[Provided data start]

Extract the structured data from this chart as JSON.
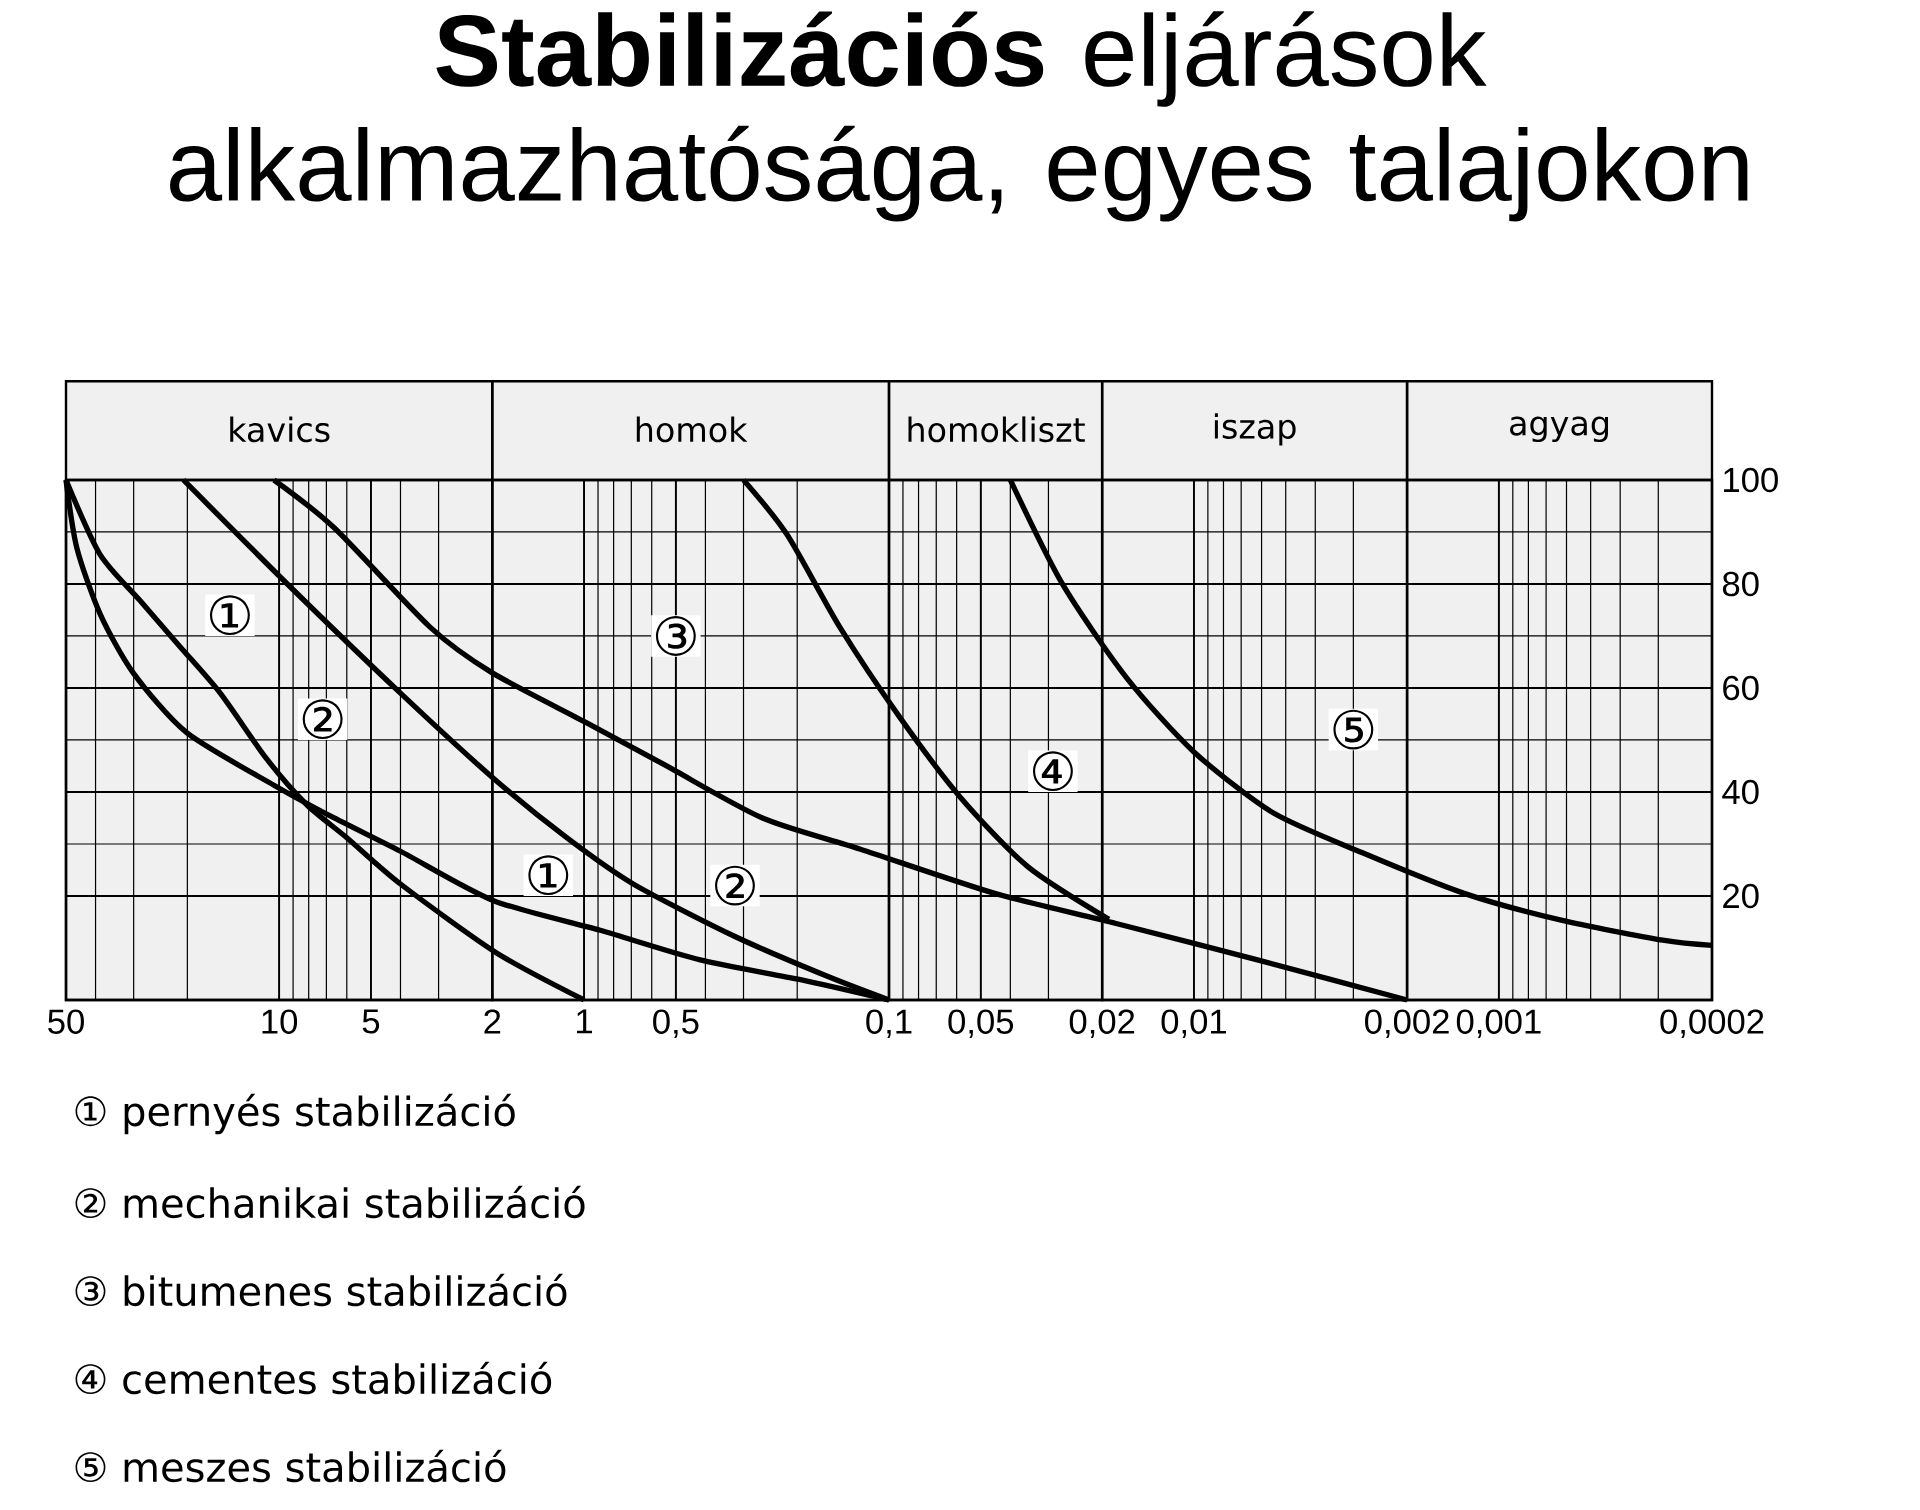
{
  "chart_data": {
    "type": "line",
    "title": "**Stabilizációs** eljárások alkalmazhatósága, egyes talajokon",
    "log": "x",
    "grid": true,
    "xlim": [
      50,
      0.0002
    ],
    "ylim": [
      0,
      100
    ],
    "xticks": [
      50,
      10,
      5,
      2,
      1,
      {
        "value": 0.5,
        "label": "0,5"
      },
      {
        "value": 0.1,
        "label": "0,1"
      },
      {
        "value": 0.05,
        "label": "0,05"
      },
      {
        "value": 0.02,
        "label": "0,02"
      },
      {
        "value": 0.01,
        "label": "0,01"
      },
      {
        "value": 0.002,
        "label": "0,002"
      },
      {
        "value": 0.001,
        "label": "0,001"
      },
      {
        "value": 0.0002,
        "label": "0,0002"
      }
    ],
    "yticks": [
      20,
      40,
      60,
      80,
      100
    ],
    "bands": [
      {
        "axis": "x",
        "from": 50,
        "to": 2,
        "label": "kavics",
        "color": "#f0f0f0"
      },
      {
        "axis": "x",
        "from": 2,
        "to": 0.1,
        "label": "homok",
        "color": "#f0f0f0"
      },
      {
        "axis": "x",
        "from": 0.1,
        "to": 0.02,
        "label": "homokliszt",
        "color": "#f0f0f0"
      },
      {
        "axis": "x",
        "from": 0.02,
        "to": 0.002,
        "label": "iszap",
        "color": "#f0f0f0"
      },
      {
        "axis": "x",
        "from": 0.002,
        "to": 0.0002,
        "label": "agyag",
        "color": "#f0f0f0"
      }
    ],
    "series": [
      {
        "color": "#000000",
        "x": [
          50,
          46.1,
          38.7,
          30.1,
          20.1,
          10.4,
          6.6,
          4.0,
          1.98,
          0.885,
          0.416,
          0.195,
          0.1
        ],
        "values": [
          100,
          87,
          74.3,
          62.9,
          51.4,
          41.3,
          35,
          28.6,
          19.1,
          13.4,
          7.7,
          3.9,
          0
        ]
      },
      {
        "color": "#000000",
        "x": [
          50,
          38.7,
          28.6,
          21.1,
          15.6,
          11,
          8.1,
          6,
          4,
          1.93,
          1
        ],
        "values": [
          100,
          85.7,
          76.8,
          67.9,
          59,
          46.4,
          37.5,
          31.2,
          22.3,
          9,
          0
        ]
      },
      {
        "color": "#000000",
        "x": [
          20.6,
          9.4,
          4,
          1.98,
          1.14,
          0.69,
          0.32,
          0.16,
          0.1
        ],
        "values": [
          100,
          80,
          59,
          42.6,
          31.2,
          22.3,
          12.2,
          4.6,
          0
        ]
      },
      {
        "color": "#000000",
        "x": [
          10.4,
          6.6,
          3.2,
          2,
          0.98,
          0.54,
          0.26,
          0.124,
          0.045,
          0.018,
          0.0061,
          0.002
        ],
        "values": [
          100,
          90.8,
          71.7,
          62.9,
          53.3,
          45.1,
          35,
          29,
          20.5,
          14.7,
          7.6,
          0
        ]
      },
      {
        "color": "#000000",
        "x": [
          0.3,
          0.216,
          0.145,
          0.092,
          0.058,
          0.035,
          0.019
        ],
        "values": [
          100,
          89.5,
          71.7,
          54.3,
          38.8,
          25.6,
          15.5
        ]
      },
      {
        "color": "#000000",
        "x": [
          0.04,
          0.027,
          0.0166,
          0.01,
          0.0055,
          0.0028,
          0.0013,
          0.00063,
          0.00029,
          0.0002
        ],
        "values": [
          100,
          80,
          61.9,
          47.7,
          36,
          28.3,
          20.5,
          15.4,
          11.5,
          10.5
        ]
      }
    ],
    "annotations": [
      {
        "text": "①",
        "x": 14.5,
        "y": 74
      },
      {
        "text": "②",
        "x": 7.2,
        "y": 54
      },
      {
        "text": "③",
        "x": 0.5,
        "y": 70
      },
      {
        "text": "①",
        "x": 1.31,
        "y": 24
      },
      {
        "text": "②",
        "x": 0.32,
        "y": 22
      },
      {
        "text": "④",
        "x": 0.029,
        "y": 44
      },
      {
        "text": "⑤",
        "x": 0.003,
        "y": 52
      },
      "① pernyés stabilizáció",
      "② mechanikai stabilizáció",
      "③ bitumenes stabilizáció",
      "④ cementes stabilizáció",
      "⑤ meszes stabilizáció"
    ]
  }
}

[Provided data end]

Output each line exactly; omit every picture.

* _Exercise output_:
Extract the structured data from this chart as JSON.
{
  "chart_data": {
    "type": "line",
    "title": "**Stabilizációs** eljárások alkalmazhatósága, egyes talajokon",
    "log": "x",
    "grid": true,
    "xlim": [
      50,
      0.0002
    ],
    "ylim": [
      0,
      100
    ],
    "xticks": [
      50,
      10,
      5,
      2,
      1,
      {
        "value": 0.5,
        "label": "0,5"
      },
      {
        "value": 0.1,
        "label": "0,1"
      },
      {
        "value": 0.05,
        "label": "0,05"
      },
      {
        "value": 0.02,
        "label": "0,02"
      },
      {
        "value": 0.01,
        "label": "0,01"
      },
      {
        "value": 0.002,
        "label": "0,002"
      },
      {
        "value": 0.001,
        "label": "0,001"
      },
      {
        "value": 0.0002,
        "label": "0,0002"
      }
    ],
    "yticks": [
      20,
      40,
      60,
      80,
      100
    ],
    "bands": [
      {
        "axis": "x",
        "from": 50,
        "to": 2,
        "label": "kavics",
        "color": "#f0f0f0"
      },
      {
        "axis": "x",
        "from": 2,
        "to": 0.1,
        "label": "homok",
        "color": "#f0f0f0"
      },
      {
        "axis": "x",
        "from": 0.1,
        "to": 0.02,
        "label": "homokliszt",
        "color": "#f0f0f0"
      },
      {
        "axis": "x",
        "from": 0.02,
        "to": 0.002,
        "label": "iszap",
        "color": "#f0f0f0"
      },
      {
        "axis": "x",
        "from": 0.002,
        "to": 0.0002,
        "label": "agyag",
        "color": "#f0f0f0"
      }
    ],
    "series": [
      {
        "color": "#000000",
        "x": [
          50,
          46.1,
          38.7,
          30.1,
          20.1,
          10.4,
          6.6,
          4.0,
          1.98,
          0.885,
          0.416,
          0.195,
          0.1
        ],
        "values": [
          100,
          87,
          74.3,
          62.9,
          51.4,
          41.3,
          35,
          28.6,
          19.1,
          13.4,
          7.7,
          3.9,
          0
        ]
      },
      {
        "color": "#000000",
        "x": [
          50,
          38.7,
          28.6,
          21.1,
          15.6,
          11,
          8.1,
          6,
          4,
          1.93,
          1
        ],
        "values": [
          100,
          85.7,
          76.8,
          67.9,
          59,
          46.4,
          37.5,
          31.2,
          22.3,
          9,
          0
        ]
      },
      {
        "color": "#000000",
        "x": [
          20.6,
          9.4,
          4,
          1.98,
          1.14,
          0.69,
          0.32,
          0.16,
          0.1
        ],
        "values": [
          100,
          80,
          59,
          42.6,
          31.2,
          22.3,
          12.2,
          4.6,
          0
        ]
      },
      {
        "color": "#000000",
        "x": [
          10.4,
          6.6,
          3.2,
          2,
          0.98,
          0.54,
          0.26,
          0.124,
          0.045,
          0.018,
          0.0061,
          0.002
        ],
        "values": [
          100,
          90.8,
          71.7,
          62.9,
          53.3,
          45.1,
          35,
          29,
          20.5,
          14.7,
          7.6,
          0
        ]
      },
      {
        "color": "#000000",
        "x": [
          0.3,
          0.216,
          0.145,
          0.092,
          0.058,
          0.035,
          0.019
        ],
        "values": [
          100,
          89.5,
          71.7,
          54.3,
          38.8,
          25.6,
          15.5
        ]
      },
      {
        "color": "#000000",
        "x": [
          0.04,
          0.027,
          0.0166,
          0.01,
          0.0055,
          0.0028,
          0.0013,
          0.00063,
          0.00029,
          0.0002
        ],
        "values": [
          100,
          80,
          61.9,
          47.7,
          36,
          28.3,
          20.5,
          15.4,
          11.5,
          10.5
        ]
      }
    ],
    "annotations": [
      {
        "text": "①",
        "x": 14.5,
        "y": 74
      },
      {
        "text": "②",
        "x": 7.2,
        "y": 54
      },
      {
        "text": "③",
        "x": 0.5,
        "y": 70
      },
      {
        "text": "①",
        "x": 1.31,
        "y": 24
      },
      {
        "text": "②",
        "x": 0.32,
        "y": 22
      },
      {
        "text": "④",
        "x": 0.029,
        "y": 44
      },
      {
        "text": "⑤",
        "x": 0.003,
        "y": 52
      },
      "① pernyés stabilizáció",
      "② mechanikai stabilizáció",
      "③ bitumenes stabilizáció",
      "④ cementes stabilizáció",
      "⑤ meszes stabilizáció"
    ]
  }
}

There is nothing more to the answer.